• _SHORT TASK_
Below are some records. Say how many of their lines include the string "CHUCK", giving only the number.
________________
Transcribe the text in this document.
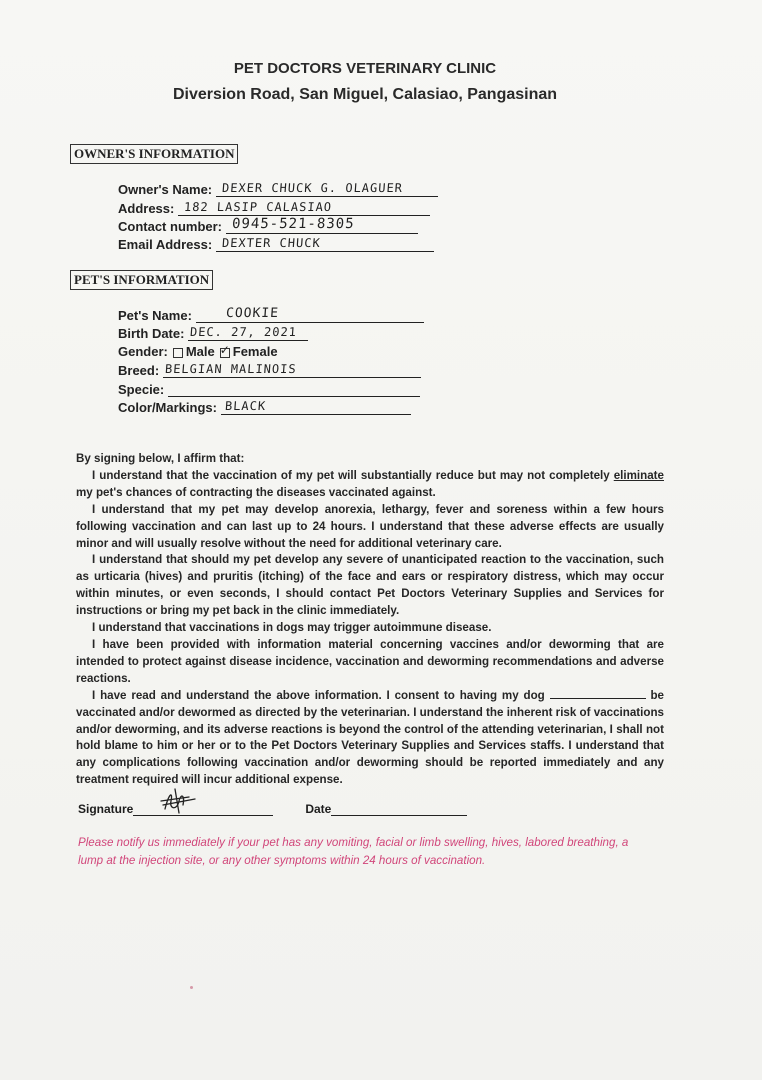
PET DOCTORS VETERINARY CLINIC
Diversion Road, San Miguel, Calasiao, Pangasinan
OWNER'S INFORMATION
Owner's Name: DEXER CHUCK G. OLAGUER
Address: 182 LASIP CALASIAO
Contact number: 0945-521-8305
Email Address: DEXTER CHUCK
PET'S INFORMATION
Pet's Name:	COOKIE
Birth Date: DEC. 27, 2021
Gender: Male
✓ Female
Breed: BELGIAN MALINOIS
Specie:
Color/Markings: BLACK

By signing below, I affirm that:

I understand that the vaccination of my pet will substantially reduce but may not completely eliminate my pet's chances of contracting the diseases vaccinated against.

I understand that my pet may develop anorexia, lethargy, fever and soreness within a few hours following vaccination and can last up to 24 hours. I understand that these adverse effects are usually minor and will usually resolve without the need for additional veterinary care.

I understand that should my pet develop any severe of unanticipated reaction to the vaccination, such as urticaria (hives) and pruritis (itching) of the face and ears or respiratory distress, which may occur within minutes, or even seconds, I should contact Pet Doctors Veterinary Supplies and Services for instructions or bring my pet back in the clinic immediately.

I understand that vaccinations in dogs may trigger autoimmune disease.

I have been provided with information material concerning vaccines and/or deworming that are intended to protect against disease incidence, vaccination and deworming recommendations and adverse reactions.

I have read and understand the above information. I consent to having my dog	be vaccinated and/or dewormed as directed by the veterinarian. I understand the inherent risk of vaccinations and/or deworming, and its adverse reactions is beyond the control of the attending veterinarian, I shall not hold blame to him or her or to the Pet Doctors Veterinary Supplies and Services staffs. I understand that any complications following vaccination and/or deworming should be reported immediately and any treatment required will incur additional expense.

Signature	Date
Please notify us immediately if your pet has any vomiting, facial or limb swelling, hives, labored breathing, a lump at the injection site, or any other symptoms within 24 hours of vaccination.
________________
• _COMPLETE RESPONSE_
2